Data for this exercise —
--

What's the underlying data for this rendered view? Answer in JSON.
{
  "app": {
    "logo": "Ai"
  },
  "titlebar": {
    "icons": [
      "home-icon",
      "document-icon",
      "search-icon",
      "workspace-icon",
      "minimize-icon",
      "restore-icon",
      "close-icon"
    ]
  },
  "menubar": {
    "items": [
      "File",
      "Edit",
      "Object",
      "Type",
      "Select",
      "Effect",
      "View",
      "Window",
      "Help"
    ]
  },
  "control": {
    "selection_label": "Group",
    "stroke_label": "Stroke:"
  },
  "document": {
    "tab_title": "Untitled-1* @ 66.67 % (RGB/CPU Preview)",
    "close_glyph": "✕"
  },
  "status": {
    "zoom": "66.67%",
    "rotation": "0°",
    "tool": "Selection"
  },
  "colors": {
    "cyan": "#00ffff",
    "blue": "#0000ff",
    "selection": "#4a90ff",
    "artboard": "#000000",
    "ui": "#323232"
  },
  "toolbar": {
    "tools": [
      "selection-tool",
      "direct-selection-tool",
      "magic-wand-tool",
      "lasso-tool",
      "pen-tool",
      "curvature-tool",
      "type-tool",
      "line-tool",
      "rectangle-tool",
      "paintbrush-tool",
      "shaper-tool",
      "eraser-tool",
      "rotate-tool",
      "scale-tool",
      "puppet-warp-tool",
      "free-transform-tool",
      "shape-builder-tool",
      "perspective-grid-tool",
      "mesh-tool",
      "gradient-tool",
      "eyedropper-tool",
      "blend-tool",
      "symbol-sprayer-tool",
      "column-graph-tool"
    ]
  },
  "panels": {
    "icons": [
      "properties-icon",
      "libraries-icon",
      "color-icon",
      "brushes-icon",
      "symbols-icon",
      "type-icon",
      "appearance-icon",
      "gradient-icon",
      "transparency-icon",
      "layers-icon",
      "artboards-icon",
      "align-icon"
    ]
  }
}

--

Problem — Restate all of the entries above precisely.

The completed task —
What's the underlying data for this rendered view? Answer in JSON.
{
  "app": {
    "logo": "Ai"
  },
  "titlebar": {
    "icons": [
      "home-icon",
      "document-icon",
      "search-icon",
      "workspace-icon",
      "minimize-icon",
      "restore-icon",
      "close-icon"
    ]
  },
  "menubar": {
    "items": [
      "File",
      "Edit",
      "Object",
      "Type",
      "Select",
      "Effect",
      "View",
      "Window",
      "Help"
    ]
  },
  "control": {
    "selection_label": "Group",
    "stroke_label": "Stroke:"
  },
  "document": {
    "tab_title": "Untitled-1* @ 66.67 % (RGB/CPU Preview)",
    "close_glyph": "✕"
  },
  "status": {
    "zoom": "66.67%",
    "rotation": "0°",
    "tool": "Selection"
  },
  "colors": {
    "cyan": "#00ffff",
    "blue": "#0000ff",
    "selection": "#4a90ff",
    "artboard": "#000000",
    "ui": "#323232"
  },
  "toolbar": {
    "tools": [
      "selection-tool",
      "direct-selection-tool",
      "magic-wand-tool",
      "lasso-tool",
      "pen-tool",
      "curvature-tool",
      "type-tool",
      "line-tool",
      "rectangle-tool",
      "paintbrush-tool",
      "shaper-tool",
      "eraser-tool",
      "rotate-tool",
      "scale-tool",
      "puppet-warp-tool",
      "free-transform-tool",
      "shape-builder-tool",
      "perspective-grid-tool",
      "mesh-tool",
      "gradient-tool",
      "eyedropper-tool",
      "blend-tool",
      "symbol-sprayer-tool",
      "column-graph-tool"
    ]
  },
  "panels": {
    "icons": [
      "properties-icon",
      "libraries-icon",
      "color-icon",
      "brushes-icon",
      "symbols-icon",
      "type-icon",
      "appearance-icon",
      "gradient-icon",
      "transparency-icon",
      "layers-icon",
      "artboards-icon",
      "align-icon"
    ]
  }
}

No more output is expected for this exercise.